>> Begin Entries
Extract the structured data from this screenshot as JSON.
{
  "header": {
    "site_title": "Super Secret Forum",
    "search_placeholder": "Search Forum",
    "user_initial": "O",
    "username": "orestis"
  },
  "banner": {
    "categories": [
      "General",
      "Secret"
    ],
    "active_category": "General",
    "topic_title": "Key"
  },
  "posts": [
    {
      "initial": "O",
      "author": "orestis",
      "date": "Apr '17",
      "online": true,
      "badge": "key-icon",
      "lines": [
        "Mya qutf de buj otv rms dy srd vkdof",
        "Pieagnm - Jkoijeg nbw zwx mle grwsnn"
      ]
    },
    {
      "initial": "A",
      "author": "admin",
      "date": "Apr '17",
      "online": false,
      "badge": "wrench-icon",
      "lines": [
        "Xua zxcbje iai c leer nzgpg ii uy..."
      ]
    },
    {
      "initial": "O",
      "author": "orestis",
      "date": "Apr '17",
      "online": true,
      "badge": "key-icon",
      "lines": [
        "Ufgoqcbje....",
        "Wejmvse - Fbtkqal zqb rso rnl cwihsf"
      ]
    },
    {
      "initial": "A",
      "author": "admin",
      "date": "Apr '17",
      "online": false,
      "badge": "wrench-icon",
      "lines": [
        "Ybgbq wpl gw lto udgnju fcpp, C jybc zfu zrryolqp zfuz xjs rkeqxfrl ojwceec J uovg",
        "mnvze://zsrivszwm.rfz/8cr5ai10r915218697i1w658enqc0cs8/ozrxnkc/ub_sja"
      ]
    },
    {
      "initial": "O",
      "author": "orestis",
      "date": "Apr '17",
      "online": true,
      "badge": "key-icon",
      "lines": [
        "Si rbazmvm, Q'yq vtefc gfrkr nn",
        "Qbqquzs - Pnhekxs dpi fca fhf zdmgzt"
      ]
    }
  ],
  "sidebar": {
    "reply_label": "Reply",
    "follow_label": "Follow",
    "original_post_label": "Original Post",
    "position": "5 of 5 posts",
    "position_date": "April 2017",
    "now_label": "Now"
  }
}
>> End Entries
Do this: Restate the records, all of them, precisely as written.

Final result:
Extract the structured data from this screenshot as JSON.
{
  "header": {
    "site_title": "Super Secret Forum",
    "search_placeholder": "Search Forum",
    "user_initial": "O",
    "username": "orestis"
  },
  "banner": {
    "categories": [
      "General",
      "Secret"
    ],
    "active_category": "General",
    "topic_title": "Key"
  },
  "posts": [
    {
      "initial": "O",
      "author": "orestis",
      "date": "Apr '17",
      "online": true,
      "badge": "key-icon",
      "lines": [
        "Mya qutf de buj otv rms dy srd vkdof",
        "Pieagnm - Jkoijeg nbw zwx mle grwsnn"
      ]
    },
    {
      "initial": "A",
      "author": "admin",
      "date": "Apr '17",
      "online": false,
      "badge": "wrench-icon",
      "lines": [
        "Xua zxcbje iai c leer nzgpg ii uy..."
      ]
    },
    {
      "initial": "O",
      "author": "orestis",
      "date": "Apr '17",
      "online": true,
      "badge": "key-icon",
      "lines": [
        "Ufgoqcbje....",
        "Wejmvse - Fbtkqal zqb rso rnl cwihsf"
      ]
    },
    {
      "initial": "A",
      "author": "admin",
      "date": "Apr '17",
      "online": false,
      "badge": "wrench-icon",
      "lines": [
        "Ybgbq wpl gw lto udgnju fcpp, C jybc zfu zrryolqp zfuz xjs rkeqxfrl ojwceec J uovg",
        "mnvze://zsrivszwm.rfz/8cr5ai10r915218697i1w658enqc0cs8/ozrxnkc/ub_sja"
      ]
    },
    {
      "initial": "O",
      "author": "orestis",
      "date": "Apr '17",
      "online": true,
      "badge": "key-icon",
      "lines": [
        "Si rbazmvm, Q'yq vtefc gfrkr nn",
        "Qbqquzs - Pnhekxs dpi fca fhf zdmgzt"
      ]
    }
  ],
  "sidebar": {
    "reply_label": "Reply",
    "follow_label": "Follow",
    "original_post_label": "Original Post",
    "position": "5 of 5 posts",
    "position_date": "April 2017",
    "now_label": "Now"
  }
}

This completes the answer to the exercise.